TASK OBJECTIVE = Take every line from the material that has the word "opdrachtgever" in it.

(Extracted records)

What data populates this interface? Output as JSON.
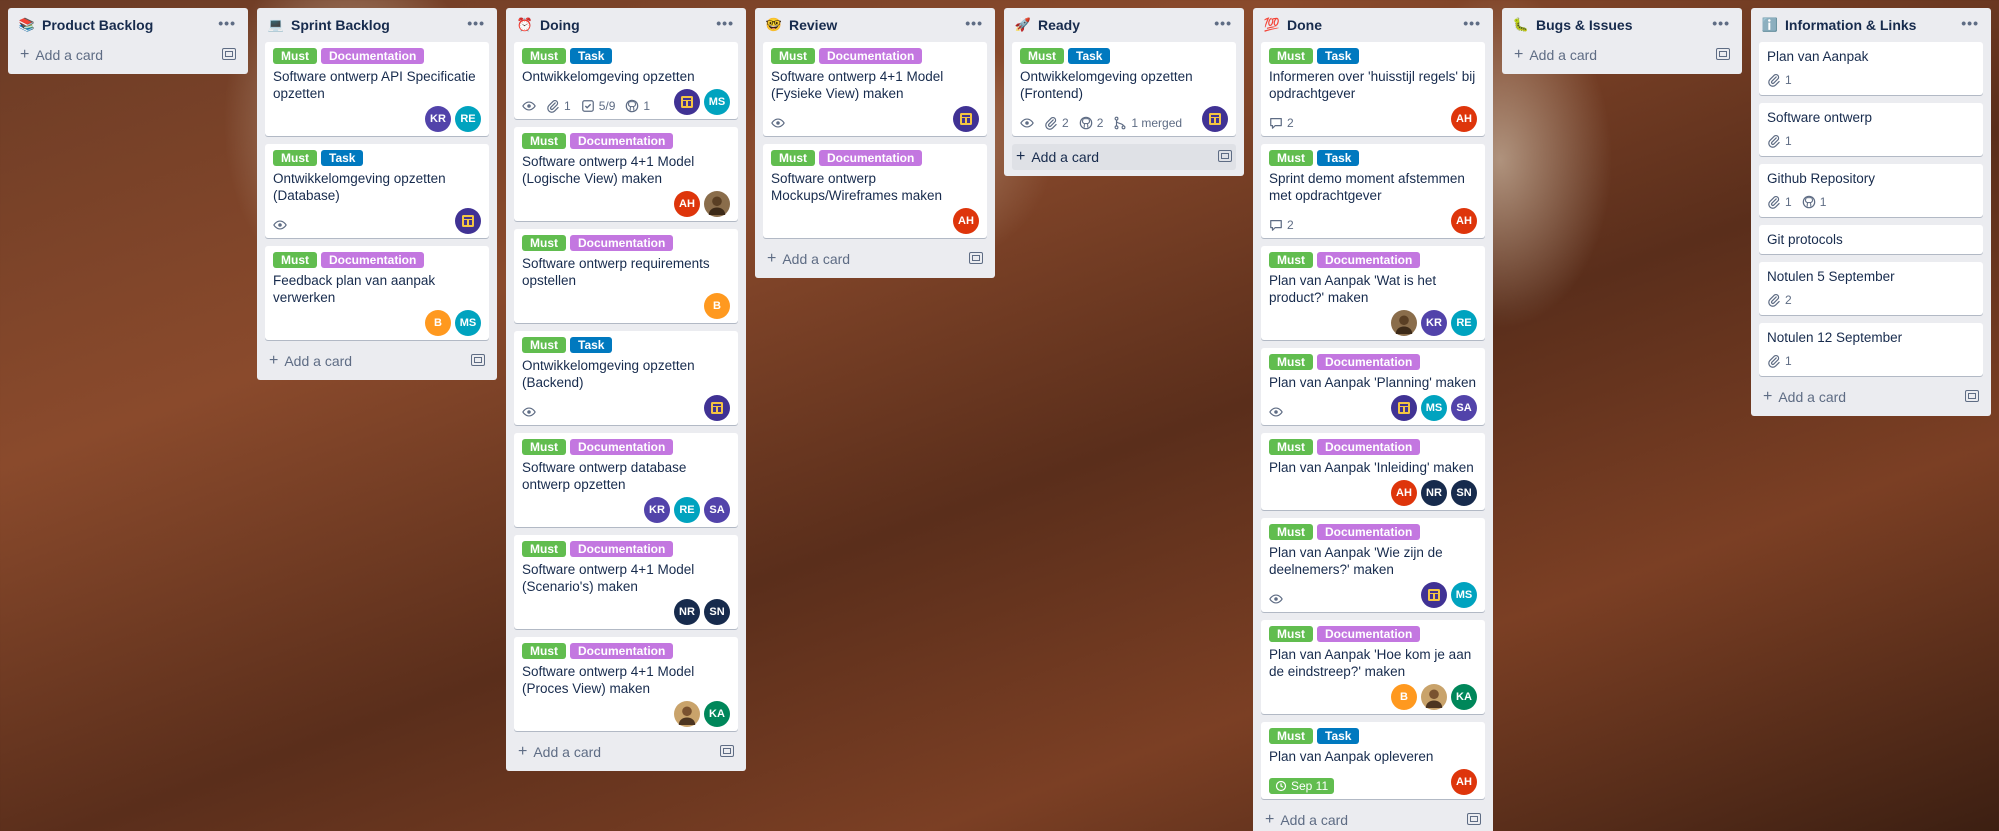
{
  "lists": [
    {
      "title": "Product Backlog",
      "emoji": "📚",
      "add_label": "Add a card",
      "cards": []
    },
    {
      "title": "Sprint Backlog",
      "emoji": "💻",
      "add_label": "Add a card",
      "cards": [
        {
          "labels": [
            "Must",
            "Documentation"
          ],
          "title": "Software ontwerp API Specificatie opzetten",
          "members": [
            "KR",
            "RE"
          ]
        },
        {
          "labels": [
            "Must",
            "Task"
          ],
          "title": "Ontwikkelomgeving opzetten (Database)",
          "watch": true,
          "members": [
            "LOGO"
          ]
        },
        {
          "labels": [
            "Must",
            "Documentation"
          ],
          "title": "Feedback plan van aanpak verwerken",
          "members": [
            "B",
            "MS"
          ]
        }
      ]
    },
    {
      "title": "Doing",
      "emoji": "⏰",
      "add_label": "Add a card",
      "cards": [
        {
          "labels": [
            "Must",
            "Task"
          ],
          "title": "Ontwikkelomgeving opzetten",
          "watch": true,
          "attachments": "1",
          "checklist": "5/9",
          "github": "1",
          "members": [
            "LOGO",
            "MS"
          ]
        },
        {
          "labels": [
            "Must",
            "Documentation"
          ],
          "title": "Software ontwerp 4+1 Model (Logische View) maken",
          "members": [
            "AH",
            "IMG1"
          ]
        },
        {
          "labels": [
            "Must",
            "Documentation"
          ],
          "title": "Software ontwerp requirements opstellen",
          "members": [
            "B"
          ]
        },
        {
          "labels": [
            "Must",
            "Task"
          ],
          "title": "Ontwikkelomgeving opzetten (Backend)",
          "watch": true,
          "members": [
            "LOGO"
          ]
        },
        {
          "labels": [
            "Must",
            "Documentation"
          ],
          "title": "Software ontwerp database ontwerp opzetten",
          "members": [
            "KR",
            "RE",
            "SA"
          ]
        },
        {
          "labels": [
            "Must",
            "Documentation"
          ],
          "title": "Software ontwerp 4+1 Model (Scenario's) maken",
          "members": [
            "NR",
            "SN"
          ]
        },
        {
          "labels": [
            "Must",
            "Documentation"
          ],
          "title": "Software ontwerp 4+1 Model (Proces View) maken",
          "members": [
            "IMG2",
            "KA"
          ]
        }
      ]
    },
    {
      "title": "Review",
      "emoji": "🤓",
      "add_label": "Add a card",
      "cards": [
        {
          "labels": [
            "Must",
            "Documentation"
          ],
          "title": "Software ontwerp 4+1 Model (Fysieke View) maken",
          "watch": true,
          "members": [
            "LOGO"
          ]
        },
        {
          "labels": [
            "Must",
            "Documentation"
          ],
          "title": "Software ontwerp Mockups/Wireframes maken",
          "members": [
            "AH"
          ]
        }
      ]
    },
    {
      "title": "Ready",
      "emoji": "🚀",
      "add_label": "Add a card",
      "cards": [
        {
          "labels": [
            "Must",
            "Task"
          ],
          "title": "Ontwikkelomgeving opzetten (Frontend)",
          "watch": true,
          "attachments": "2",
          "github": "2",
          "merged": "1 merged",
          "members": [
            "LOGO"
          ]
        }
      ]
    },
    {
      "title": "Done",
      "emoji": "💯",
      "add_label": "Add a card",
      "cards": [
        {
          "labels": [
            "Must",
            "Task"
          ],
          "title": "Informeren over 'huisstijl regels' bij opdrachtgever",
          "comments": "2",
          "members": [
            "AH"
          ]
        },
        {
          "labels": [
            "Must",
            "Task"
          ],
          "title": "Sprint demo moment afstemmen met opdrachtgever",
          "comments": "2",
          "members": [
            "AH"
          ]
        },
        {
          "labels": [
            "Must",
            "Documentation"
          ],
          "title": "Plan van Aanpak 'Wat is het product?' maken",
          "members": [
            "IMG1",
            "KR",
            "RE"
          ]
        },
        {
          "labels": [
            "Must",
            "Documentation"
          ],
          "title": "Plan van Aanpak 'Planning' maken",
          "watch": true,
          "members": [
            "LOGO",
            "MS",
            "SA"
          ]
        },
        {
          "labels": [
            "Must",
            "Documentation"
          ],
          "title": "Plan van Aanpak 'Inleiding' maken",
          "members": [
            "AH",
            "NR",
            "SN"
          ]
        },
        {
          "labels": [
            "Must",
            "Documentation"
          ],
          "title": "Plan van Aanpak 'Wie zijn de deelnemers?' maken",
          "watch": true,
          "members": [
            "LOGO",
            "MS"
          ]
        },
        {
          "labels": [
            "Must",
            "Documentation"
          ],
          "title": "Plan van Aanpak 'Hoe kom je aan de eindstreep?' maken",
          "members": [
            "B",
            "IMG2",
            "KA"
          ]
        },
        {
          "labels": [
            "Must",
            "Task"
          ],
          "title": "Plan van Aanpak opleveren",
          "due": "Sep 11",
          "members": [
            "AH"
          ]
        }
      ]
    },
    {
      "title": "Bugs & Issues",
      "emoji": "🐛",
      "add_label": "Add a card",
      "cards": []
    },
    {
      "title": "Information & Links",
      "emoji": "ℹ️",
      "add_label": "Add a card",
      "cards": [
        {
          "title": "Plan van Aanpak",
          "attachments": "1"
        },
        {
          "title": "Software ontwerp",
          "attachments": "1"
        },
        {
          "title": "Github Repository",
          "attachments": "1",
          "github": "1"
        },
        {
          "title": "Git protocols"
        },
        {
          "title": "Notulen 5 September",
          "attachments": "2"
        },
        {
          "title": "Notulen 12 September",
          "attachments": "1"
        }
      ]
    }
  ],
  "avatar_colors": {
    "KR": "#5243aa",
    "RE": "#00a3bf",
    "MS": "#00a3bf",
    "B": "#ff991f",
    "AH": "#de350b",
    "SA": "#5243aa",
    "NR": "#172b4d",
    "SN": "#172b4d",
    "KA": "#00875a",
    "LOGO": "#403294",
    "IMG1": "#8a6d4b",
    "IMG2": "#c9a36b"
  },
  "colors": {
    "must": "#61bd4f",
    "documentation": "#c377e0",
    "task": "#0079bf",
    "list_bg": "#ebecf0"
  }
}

RESULT FOR THIS TASK =
          "title": "Informeren over 'huisstijl regels' bij opdrachtgever",
          "title": "Sprint demo moment afstemmen met opdrachtgever",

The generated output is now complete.